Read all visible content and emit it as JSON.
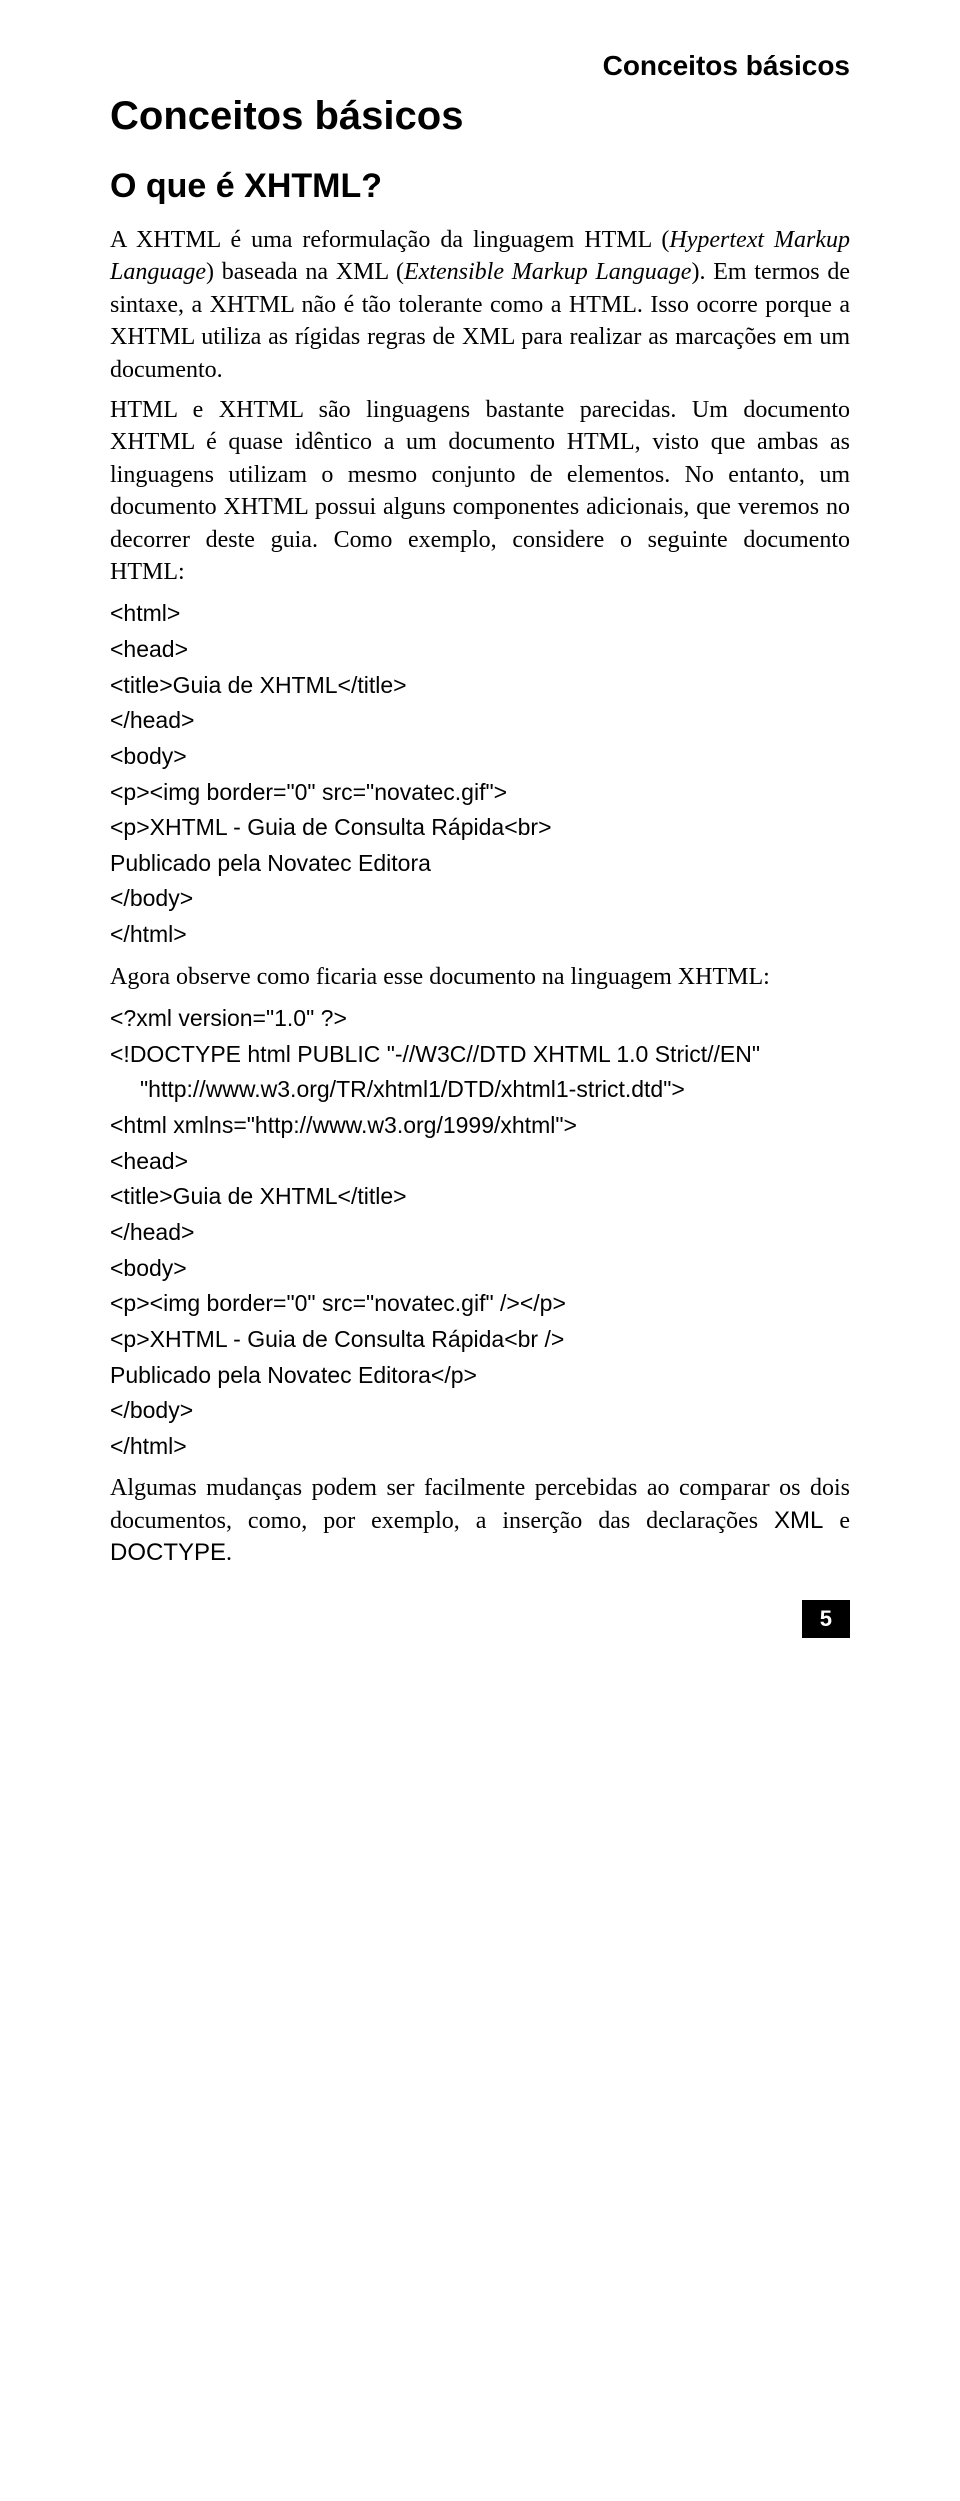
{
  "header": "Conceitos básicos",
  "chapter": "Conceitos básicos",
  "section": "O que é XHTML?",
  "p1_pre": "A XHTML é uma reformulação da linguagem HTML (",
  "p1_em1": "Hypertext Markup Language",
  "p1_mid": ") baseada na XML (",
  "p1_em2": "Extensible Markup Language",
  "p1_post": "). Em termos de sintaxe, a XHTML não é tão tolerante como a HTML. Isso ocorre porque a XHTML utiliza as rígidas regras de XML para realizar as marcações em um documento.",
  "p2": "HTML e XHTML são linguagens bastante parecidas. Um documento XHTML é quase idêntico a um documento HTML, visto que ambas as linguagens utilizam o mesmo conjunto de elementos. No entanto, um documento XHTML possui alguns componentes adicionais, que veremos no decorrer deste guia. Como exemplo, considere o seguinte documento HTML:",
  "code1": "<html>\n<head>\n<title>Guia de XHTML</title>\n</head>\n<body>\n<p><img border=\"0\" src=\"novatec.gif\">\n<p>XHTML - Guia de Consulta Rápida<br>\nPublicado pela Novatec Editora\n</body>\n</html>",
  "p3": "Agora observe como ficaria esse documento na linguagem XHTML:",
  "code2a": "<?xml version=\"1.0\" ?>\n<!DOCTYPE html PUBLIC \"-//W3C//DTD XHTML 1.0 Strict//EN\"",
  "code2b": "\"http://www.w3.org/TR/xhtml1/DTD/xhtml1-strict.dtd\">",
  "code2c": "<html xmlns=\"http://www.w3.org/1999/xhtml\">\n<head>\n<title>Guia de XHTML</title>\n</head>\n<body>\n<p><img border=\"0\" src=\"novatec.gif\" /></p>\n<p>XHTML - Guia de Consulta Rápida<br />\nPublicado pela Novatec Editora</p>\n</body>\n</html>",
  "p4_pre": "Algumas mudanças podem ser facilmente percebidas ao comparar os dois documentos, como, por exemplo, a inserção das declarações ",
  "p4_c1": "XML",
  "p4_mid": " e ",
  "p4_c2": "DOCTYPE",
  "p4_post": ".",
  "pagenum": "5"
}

**Goal:** Copy out the lines that hold "http".

**Reply to the exercise:**
  "code2b": "\"http://www.w3.org/TR/xhtml1/DTD/xhtml1-strict.dtd\">",
  "code2c": "<html xmlns=\"http://www.w3.org/1999/xhtml\">\n<head>\n<title>Guia de XHTML</title>\n</head>\n<body>\n<p><img border=\"0\" src=\"novatec.gif\" /></p>\n<p>XHTML - Guia de Consulta Rápida<br />\nPublicado pela Novatec Editora</p>\n</body>\n</html>",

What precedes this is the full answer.